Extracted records
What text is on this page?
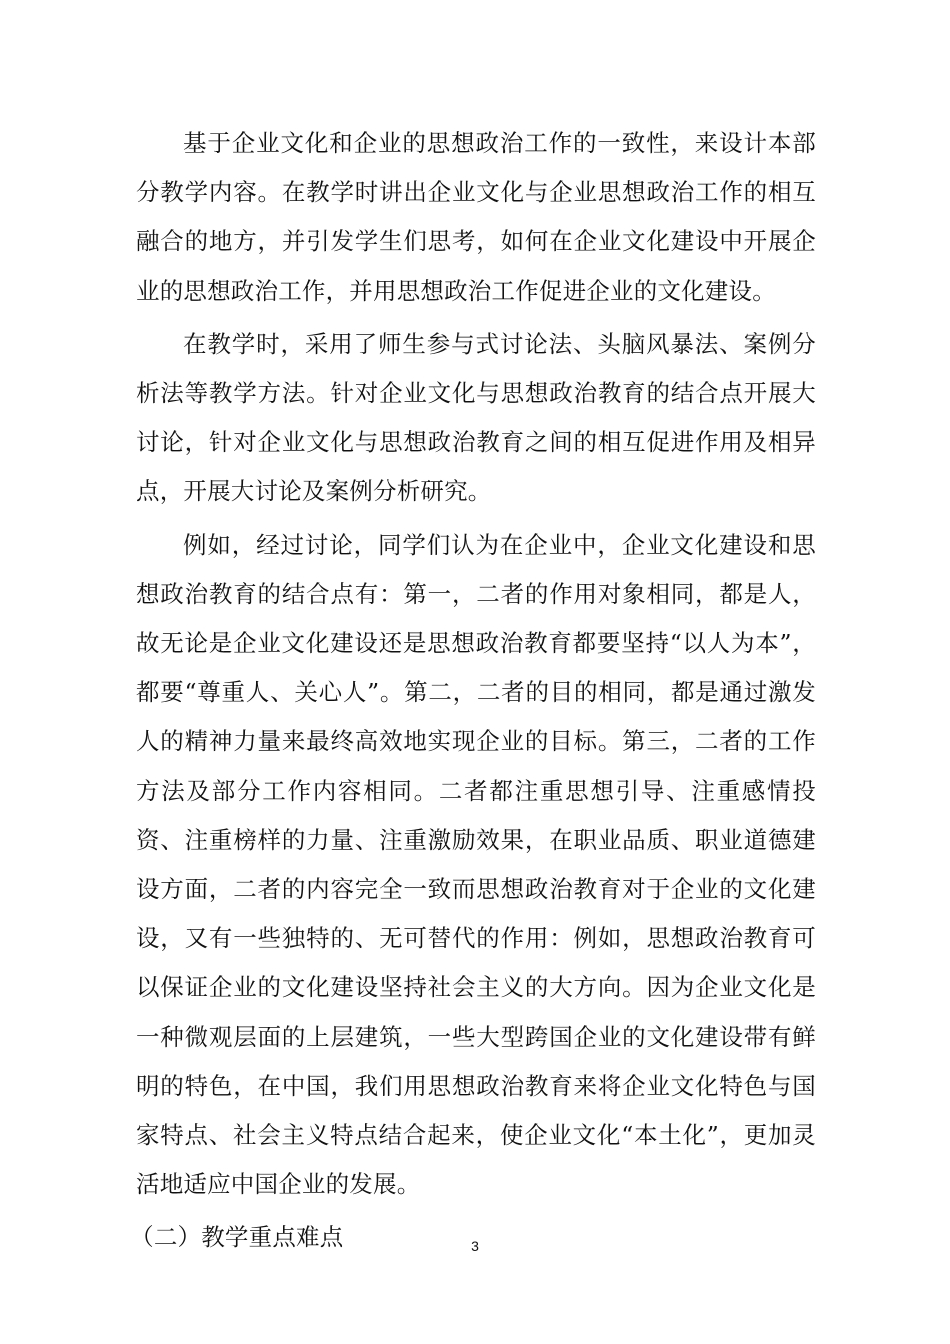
基于企业文化和企业的思想政治工作的一致性，来设计本部分教学内容。在教学时讲出企业文化与企业思想政治工作的相互融合的地方，并引发学生们思考，如何在企业文化建设中开展企业的思想政治工作，并用思想政治工作促进企业的文化建设。

在教学时，采用了师生参与式讨论法、头脑风暴法、案例分析法等教学方法。针对企业文化与思想政治教育的结合点开展大讨论，针对企业文化与思想政治教育之间的相互促进作用及相异点，开展大讨论及案例分析研究。

例如，经过讨论，同学们认为在企业中，企业文化建设和思想政治教育的结合点有：第一，二者的作用对象相同，都是人，故无论是企业文化建设还是思想政治教育都要坚持“以人为本”，都要“尊重人、关心人”。第二，二者的目的相同，都是通过激发人的精神力量来最终高效地实现企业的目标。第三，二者的工作方法及部分工作内容相同。二者都注重思想引导、注重感情投资、注重榜样的力量、注重激励效果，在职业品质、职业道德建设方面，二者的内容完全一致而思想政治教育对于企业的文化建设，又有一些独特的、无可替代的作用：例如，思想政治教育可以保证企业的文化建设坚持社会主义的大方向。因为企业文化是一种微观层面的上层建筑，一些大型跨国企业的文化建设带有鲜明的特色，在中国，我们用思想政治教育来将企业文化特色与国家特点、社会主义特点结合起来，使企业文化“本土化”，更加灵活地适应中国企业的发展。

（二）教学重点难点	3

**Given exercise**
The pictures should not appear in the copy; every other part of the records above must be returned exactly.

**Full response**
What text is on this page?
基于企业文化和企业的思想政治工作的一致性，来设计本部分教学内容。在教学时讲出企业文化与企业思想政治工作的相互融合的地方，并引发学生们思考，如何在企业文化建设中开展企业的思想政治工作，并用思想政治工作促进企业的文化建设。

在教学时，采用了师生参与式讨论法、头脑风暴法、案例分析法等教学方法。针对企业文化与思想政治教育的结合点开展大讨论，针对企业文化与思想政治教育之间的相互促进作用及相异点，开展大讨论及案例分析研究。

例如，经过讨论，同学们认为在企业中，企业文化建设和思想政治教育的结合点有：第一，二者的作用对象相同，都是人，故无论是企业文化建设还是思想政治教育都要坚持“以人为本”，都要“尊重人、关心人”。第二，二者的目的相同，都是通过激发人的精神力量来最终高效地实现企业的目标。第三，二者的工作方法及部分工作内容相同。二者都注重思想引导、注重感情投资、注重榜样的力量、注重激励效果，在职业品质、职业道德建设方面，二者的内容完全一致而思想政治教育对于企业的文化建设，又有一些独特的、无可替代的作用：例如，思想政治教育可以保证企业的文化建设坚持社会主义的大方向。因为企业文化是一种微观层面的上层建筑，一些大型跨国企业的文化建设带有鲜明的特色，在中国，我们用思想政治教育来将企业文化特色与国家特点、社会主义特点结合起来，使企业文化“本土化”，更加灵活地适应中国企业的发展。

（二）教学重点难点	3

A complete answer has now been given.